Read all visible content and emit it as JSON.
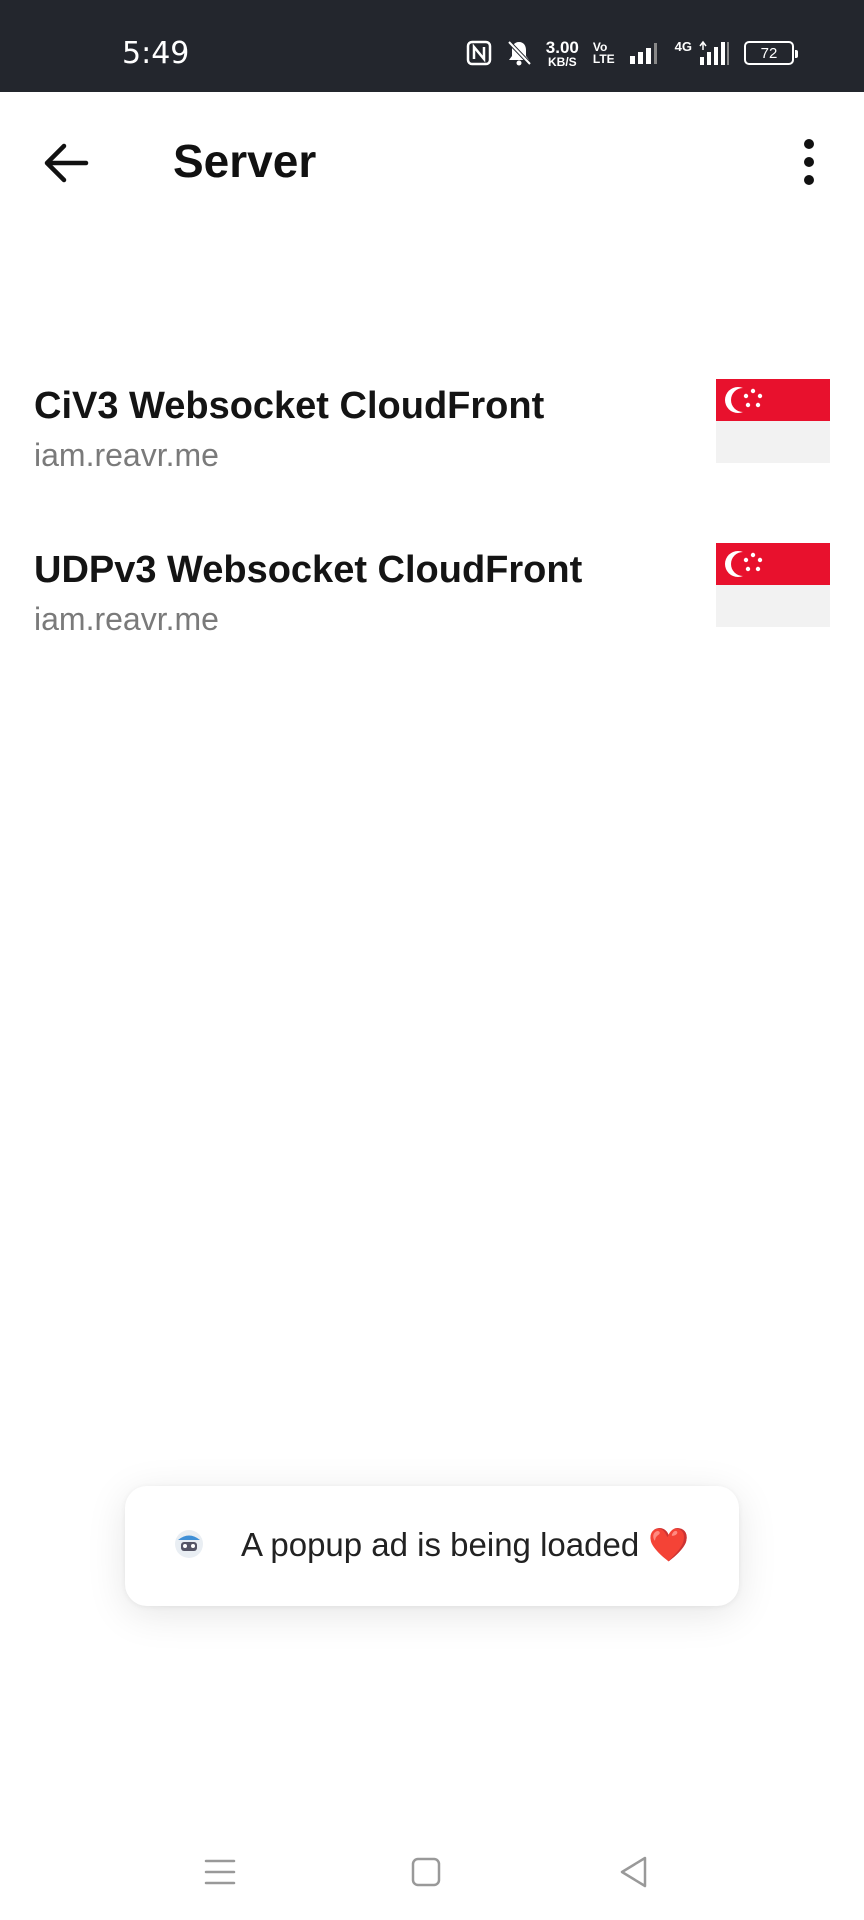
{
  "status_bar": {
    "time": "5:49",
    "speed_value": "3.00",
    "speed_unit": "KB/S",
    "volte_top": "Vo",
    "volte_bottom": "LTE",
    "network_type": "4G",
    "battery": "72"
  },
  "app_bar": {
    "title": "Server"
  },
  "servers": [
    {
      "name": "CiV3 Websocket CloudFront",
      "host": "iam.reavr.me",
      "flag_icon": "singapore-flag"
    },
    {
      "name": "UDPv3 Websocket CloudFront",
      "host": "iam.reavr.me",
      "flag_icon": "singapore-flag"
    }
  ],
  "toast": {
    "text": "A popup ad is being loaded ❤️"
  },
  "colors": {
    "status_bar_bg": "#23262d",
    "flag_red": "#e8112d",
    "text_primary": "#141414",
    "text_secondary": "#7a7a7a"
  }
}
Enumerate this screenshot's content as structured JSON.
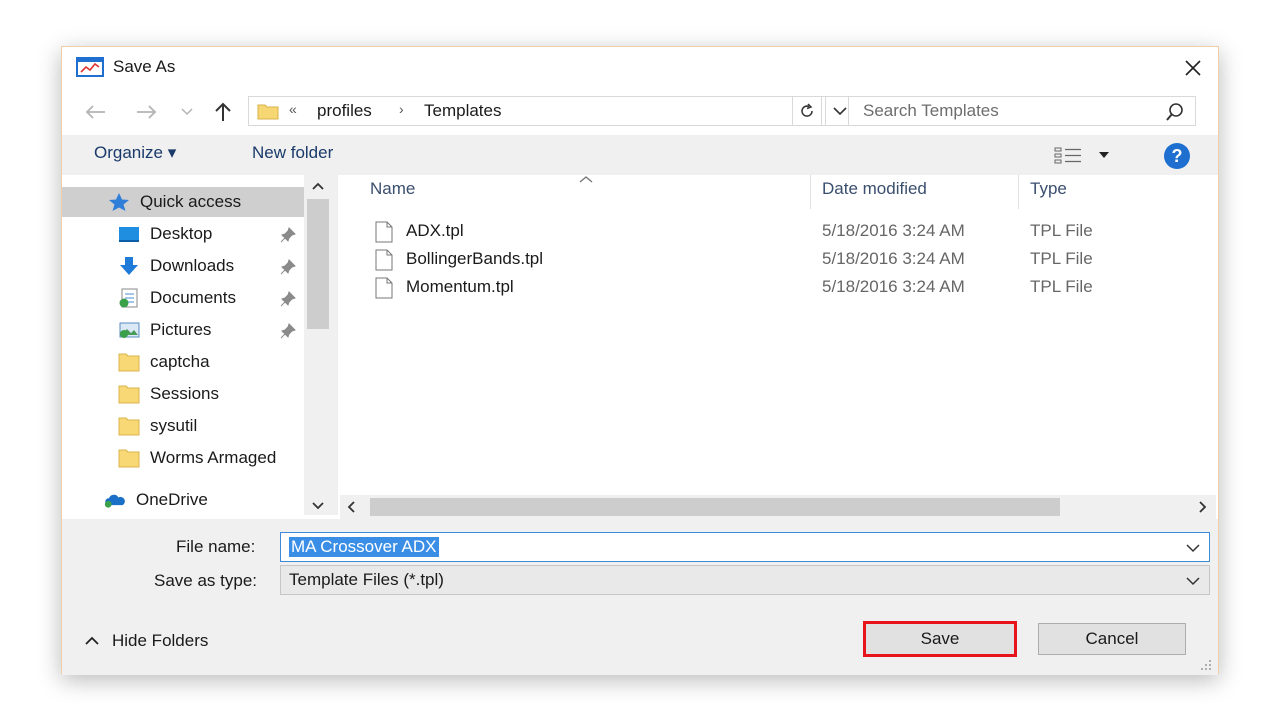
{
  "window": {
    "title": "Save As",
    "close_icon": "close-icon"
  },
  "address": {
    "prefix": "«",
    "crumbs": [
      "profiles",
      "Templates"
    ],
    "separator": "›",
    "search_placeholder": "Search Templates"
  },
  "toolbar": {
    "organize_label": "Organize ▾",
    "new_folder_label": "New folder",
    "help_label": "?"
  },
  "nav": {
    "quick_access": "Quick access",
    "items": [
      {
        "label": "Desktop",
        "icon": "desktop-icon",
        "pinned": true
      },
      {
        "label": "Downloads",
        "icon": "download-icon",
        "pinned": true
      },
      {
        "label": "Documents",
        "icon": "documents-icon",
        "pinned": true
      },
      {
        "label": "Pictures",
        "icon": "pictures-icon",
        "pinned": true
      },
      {
        "label": "captcha",
        "icon": "folder-icon",
        "pinned": false
      },
      {
        "label": "Sessions",
        "icon": "folder-icon",
        "pinned": false
      },
      {
        "label": "sysutil",
        "icon": "folder-icon",
        "pinned": false
      },
      {
        "label": "Worms Armaged",
        "icon": "folder-icon",
        "pinned": false
      }
    ],
    "onedrive": "OneDrive"
  },
  "file_list": {
    "columns": {
      "name": "Name",
      "date": "Date modified",
      "type": "Type"
    },
    "files": [
      {
        "name": "ADX.tpl",
        "date": "5/18/2016 3:24 AM",
        "type": "TPL File"
      },
      {
        "name": "BollingerBands.tpl",
        "date": "5/18/2016 3:24 AM",
        "type": "TPL File"
      },
      {
        "name": "Momentum.tpl",
        "date": "5/18/2016 3:24 AM",
        "type": "TPL File"
      }
    ]
  },
  "form": {
    "file_name_label": "File name:",
    "file_name_value": "MA Crossover ADX",
    "save_type_label": "Save as type:",
    "save_type_value": "Template Files (*.tpl)"
  },
  "footer": {
    "hide_folders_label": "Hide Folders",
    "save_label": "Save",
    "cancel_label": "Cancel"
  },
  "colors": {
    "accent": "#1e6fd0",
    "highlight": "#e8141b",
    "selection": "#3a8ee6"
  }
}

TASK PROMPT — Reproduce every line above as written, skipping pictures.

CORRECT ANSWER —
Read all visible content and emit it as JSON.
{
  "status_bar": {
    "time": "5:49",
    "speed_value": "3.00",
    "speed_unit": "KB/S",
    "volte_top": "Vo",
    "volte_bottom": "LTE",
    "network_type": "4G",
    "battery": "72"
  },
  "app_bar": {
    "title": "Server"
  },
  "servers": [
    {
      "name": "CiV3 Websocket CloudFront",
      "host": "iam.reavr.me",
      "flag_icon": "singapore-flag"
    },
    {
      "name": "UDPv3 Websocket CloudFront",
      "host": "iam.reavr.me",
      "flag_icon": "singapore-flag"
    }
  ],
  "toast": {
    "text": "A popup ad is being loaded ❤️"
  },
  "colors": {
    "status_bar_bg": "#23262d",
    "flag_red": "#e8112d",
    "text_primary": "#141414",
    "text_secondary": "#7a7a7a"
  }
}
Enumerate this screenshot's content as structured JSON.
{
  "window": {
    "title": "Save As",
    "close_icon": "close-icon"
  },
  "address": {
    "prefix": "«",
    "crumbs": [
      "profiles",
      "Templates"
    ],
    "separator": "›",
    "search_placeholder": "Search Templates"
  },
  "toolbar": {
    "organize_label": "Organize ▾",
    "new_folder_label": "New folder",
    "help_label": "?"
  },
  "nav": {
    "quick_access": "Quick access",
    "items": [
      {
        "label": "Desktop",
        "icon": "desktop-icon",
        "pinned": true
      },
      {
        "label": "Downloads",
        "icon": "download-icon",
        "pinned": true
      },
      {
        "label": "Documents",
        "icon": "documents-icon",
        "pinned": true
      },
      {
        "label": "Pictures",
        "icon": "pictures-icon",
        "pinned": true
      },
      {
        "label": "captcha",
        "icon": "folder-icon",
        "pinned": false
      },
      {
        "label": "Sessions",
        "icon": "folder-icon",
        "pinned": false
      },
      {
        "label": "sysutil",
        "icon": "folder-icon",
        "pinned": false
      },
      {
        "label": "Worms Armaged",
        "icon": "folder-icon",
        "pinned": false
      }
    ],
    "onedrive": "OneDrive"
  },
  "file_list": {
    "columns": {
      "name": "Name",
      "date": "Date modified",
      "type": "Type"
    },
    "files": [
      {
        "name": "ADX.tpl",
        "date": "5/18/2016 3:24 AM",
        "type": "TPL File"
      },
      {
        "name": "BollingerBands.tpl",
        "date": "5/18/2016 3:24 AM",
        "type": "TPL File"
      },
      {
        "name": "Momentum.tpl",
        "date": "5/18/2016 3:24 AM",
        "type": "TPL File"
      }
    ]
  },
  "form": {
    "file_name_label": "File name:",
    "file_name_value": "MA Crossover ADX",
    "save_type_label": "Save as type:",
    "save_type_value": "Template Files (*.tpl)"
  },
  "footer": {
    "hide_folders_label": "Hide Folders",
    "save_label": "Save",
    "cancel_label": "Cancel"
  },
  "colors": {
    "accent": "#1e6fd0",
    "highlight": "#e8141b",
    "selection": "#3a8ee6"
  }
}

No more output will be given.